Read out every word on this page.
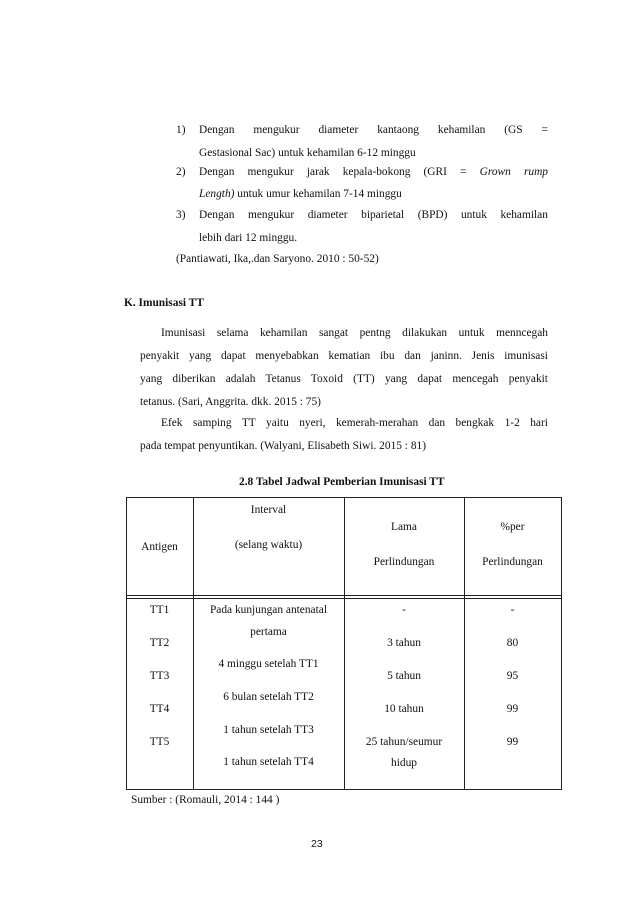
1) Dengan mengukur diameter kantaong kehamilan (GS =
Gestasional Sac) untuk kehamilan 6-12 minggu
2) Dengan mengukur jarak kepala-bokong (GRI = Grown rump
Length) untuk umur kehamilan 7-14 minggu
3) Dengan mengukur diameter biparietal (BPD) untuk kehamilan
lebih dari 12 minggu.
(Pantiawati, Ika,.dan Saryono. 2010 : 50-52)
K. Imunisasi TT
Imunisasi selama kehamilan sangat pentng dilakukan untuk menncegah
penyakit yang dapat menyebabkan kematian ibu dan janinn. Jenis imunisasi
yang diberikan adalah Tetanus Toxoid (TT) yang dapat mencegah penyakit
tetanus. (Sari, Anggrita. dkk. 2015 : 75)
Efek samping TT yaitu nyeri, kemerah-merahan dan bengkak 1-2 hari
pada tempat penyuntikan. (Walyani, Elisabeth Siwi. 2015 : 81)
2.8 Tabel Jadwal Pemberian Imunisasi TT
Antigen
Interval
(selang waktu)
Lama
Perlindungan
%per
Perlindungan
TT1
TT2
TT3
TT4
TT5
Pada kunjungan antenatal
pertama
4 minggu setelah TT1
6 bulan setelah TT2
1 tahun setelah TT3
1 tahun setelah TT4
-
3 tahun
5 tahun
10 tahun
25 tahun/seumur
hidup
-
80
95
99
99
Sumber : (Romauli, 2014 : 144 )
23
──────────
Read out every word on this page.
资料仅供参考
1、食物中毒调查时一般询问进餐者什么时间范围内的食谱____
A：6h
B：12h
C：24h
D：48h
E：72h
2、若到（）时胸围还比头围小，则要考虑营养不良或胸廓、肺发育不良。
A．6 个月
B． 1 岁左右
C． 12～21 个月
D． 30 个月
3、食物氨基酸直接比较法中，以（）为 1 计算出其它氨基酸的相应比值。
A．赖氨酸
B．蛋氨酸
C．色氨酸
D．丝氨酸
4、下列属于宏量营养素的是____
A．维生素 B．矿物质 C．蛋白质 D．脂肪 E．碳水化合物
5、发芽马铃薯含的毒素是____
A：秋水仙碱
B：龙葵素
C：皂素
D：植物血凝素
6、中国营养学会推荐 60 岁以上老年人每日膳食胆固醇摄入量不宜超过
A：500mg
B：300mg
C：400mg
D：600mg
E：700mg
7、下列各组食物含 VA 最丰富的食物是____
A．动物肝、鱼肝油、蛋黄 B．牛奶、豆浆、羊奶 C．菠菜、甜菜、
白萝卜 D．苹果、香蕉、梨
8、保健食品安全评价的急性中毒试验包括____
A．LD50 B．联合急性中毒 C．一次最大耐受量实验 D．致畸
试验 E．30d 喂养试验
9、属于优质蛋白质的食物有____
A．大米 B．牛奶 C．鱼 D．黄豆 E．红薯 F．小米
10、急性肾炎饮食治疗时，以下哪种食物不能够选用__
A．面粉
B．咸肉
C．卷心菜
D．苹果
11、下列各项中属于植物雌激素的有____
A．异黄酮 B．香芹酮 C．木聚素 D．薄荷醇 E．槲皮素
──────────
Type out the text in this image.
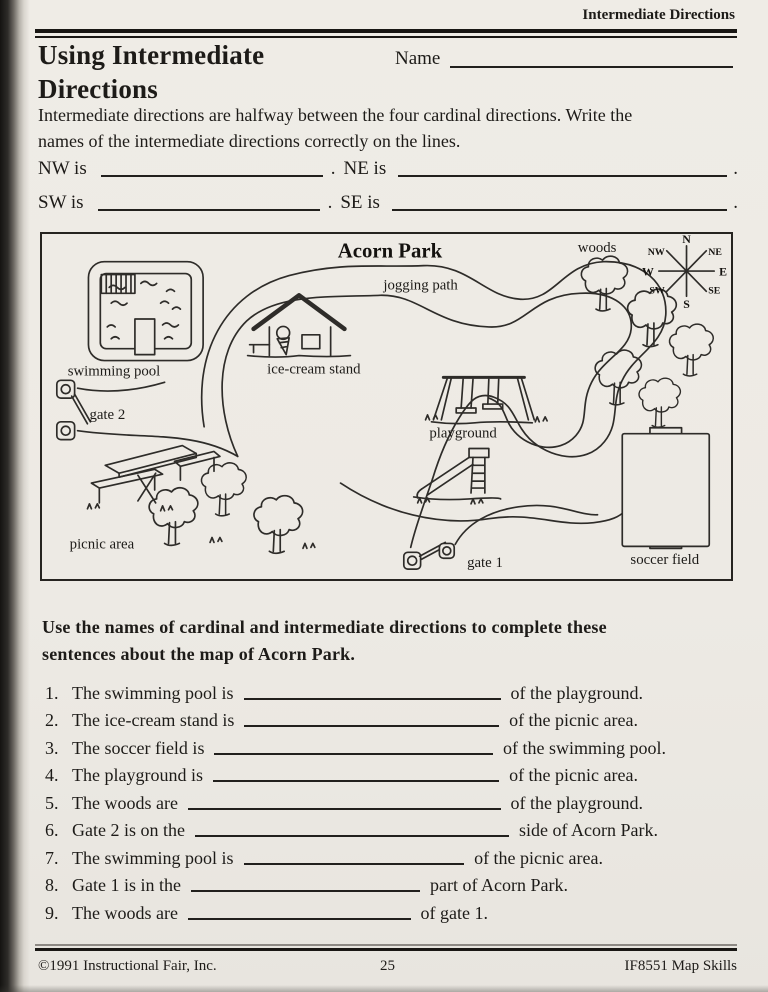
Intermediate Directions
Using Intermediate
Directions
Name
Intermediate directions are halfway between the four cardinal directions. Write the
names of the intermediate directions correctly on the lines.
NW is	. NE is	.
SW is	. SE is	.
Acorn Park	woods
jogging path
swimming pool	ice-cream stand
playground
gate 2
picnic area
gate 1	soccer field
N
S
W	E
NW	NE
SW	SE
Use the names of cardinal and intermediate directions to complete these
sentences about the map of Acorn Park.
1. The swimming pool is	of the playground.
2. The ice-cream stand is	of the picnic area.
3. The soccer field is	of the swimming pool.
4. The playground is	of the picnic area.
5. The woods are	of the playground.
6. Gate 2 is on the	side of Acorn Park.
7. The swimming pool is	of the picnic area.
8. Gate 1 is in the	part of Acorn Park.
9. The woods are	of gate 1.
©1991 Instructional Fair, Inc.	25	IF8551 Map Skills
──────────
:: INSTRUCTIONS TO FOLLOW ::
Answer with one number only: how many lines above contain the word "Dengan".

:: FULL OUTPUT ::
3